Task description:
Copy the full set of lines exactly as given.

Data listing:
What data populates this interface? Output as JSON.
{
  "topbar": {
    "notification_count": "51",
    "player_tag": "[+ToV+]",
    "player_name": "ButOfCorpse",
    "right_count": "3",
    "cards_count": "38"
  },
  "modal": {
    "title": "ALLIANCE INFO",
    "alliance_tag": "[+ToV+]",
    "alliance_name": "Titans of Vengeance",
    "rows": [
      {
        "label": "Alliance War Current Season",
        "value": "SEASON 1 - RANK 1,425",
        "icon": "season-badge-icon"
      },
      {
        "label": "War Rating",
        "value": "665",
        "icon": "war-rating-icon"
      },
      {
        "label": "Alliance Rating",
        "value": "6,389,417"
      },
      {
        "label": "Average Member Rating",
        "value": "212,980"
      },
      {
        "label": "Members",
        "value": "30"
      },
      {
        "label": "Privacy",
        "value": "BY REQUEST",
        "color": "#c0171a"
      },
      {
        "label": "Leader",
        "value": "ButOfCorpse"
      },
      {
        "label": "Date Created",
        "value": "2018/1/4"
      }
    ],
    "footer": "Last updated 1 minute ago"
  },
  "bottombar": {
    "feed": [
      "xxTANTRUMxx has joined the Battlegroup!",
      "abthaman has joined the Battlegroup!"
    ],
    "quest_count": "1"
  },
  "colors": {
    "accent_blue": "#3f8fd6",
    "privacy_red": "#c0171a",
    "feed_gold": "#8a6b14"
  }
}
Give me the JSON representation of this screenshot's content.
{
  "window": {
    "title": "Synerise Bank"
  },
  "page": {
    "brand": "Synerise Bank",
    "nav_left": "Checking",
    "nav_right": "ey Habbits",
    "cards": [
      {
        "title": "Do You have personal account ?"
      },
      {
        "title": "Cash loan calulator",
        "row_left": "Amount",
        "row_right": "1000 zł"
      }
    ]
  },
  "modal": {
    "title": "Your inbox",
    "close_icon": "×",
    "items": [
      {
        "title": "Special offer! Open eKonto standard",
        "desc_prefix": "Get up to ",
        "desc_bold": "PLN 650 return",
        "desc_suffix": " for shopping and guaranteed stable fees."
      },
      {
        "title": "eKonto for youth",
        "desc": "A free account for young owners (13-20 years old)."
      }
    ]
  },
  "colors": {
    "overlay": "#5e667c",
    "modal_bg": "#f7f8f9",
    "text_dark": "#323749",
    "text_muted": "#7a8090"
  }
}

Written solution:
What data populates this interface? Output as JSON.
{
  "topbar": {
    "notification_count": "51",
    "player_tag": "[+ToV+]",
    "player_name": "ButOfCorpse",
    "right_count": "3",
    "cards_count": "38"
  },
  "modal": {
    "title": "ALLIANCE INFO",
    "alliance_tag": "[+ToV+]",
    "alliance_name": "Titans of Vengeance",
    "rows": [
      {
        "label": "Alliance War Current Season",
        "value": "SEASON 1 - RANK 1,425",
        "icon": "season-badge-icon"
      },
      {
        "label": "War Rating",
        "value": "665",
        "icon": "war-rating-icon"
      },
      {
        "label": "Alliance Rating",
        "value": "6,389,417"
      },
      {
        "label": "Average Member Rating",
        "value": "212,980"
      },
      {
        "label": "Members",
        "value": "30"
      },
      {
        "label": "Privacy",
        "value": "BY REQUEST",
        "color": "#c0171a"
      },
      {
        "label": "Leader",
        "value": "ButOfCorpse"
      },
      {
        "label": "Date Created",
        "value": "2018/1/4"
      }
    ],
    "footer": "Last updated 1 minute ago"
  },
  "bottombar": {
    "feed": [
      "xxTANTRUMxx has joined the Battlegroup!",
      "abthaman has joined the Battlegroup!"
    ],
    "quest_count": "1"
  },
  "colors": {
    "accent_blue": "#3f8fd6",
    "privacy_red": "#c0171a",
    "feed_gold": "#8a6b14"
  }
}
Give me the JSON representation of this screenshot's content.
{
  "window": {
    "title": "Synerise Bank"
  },
  "page": {
    "brand": "Synerise Bank",
    "nav_left": "Checking",
    "nav_right": "ey Habbits",
    "cards": [
      {
        "title": "Do You have personal account ?"
      },
      {
        "title": "Cash loan calulator",
        "row_left": "Amount",
        "row_right": "1000 zł"
      }
    ]
  },
  "modal": {
    "title": "Your inbox",
    "close_icon": "×",
    "items": [
      {
        "title": "Special offer! Open eKonto standard",
        "desc_prefix": "Get up to ",
        "desc_bold": "PLN 650 return",
        "desc_suffix": " for shopping and guaranteed stable fees."
      },
      {
        "title": "eKonto for youth",
        "desc": "A free account for young owners (13-20 years old)."
      }
    ]
  },
  "colors": {
    "overlay": "#5e667c",
    "modal_bg": "#f7f8f9",
    "text_dark": "#323749",
    "text_muted": "#7a8090"
  }
}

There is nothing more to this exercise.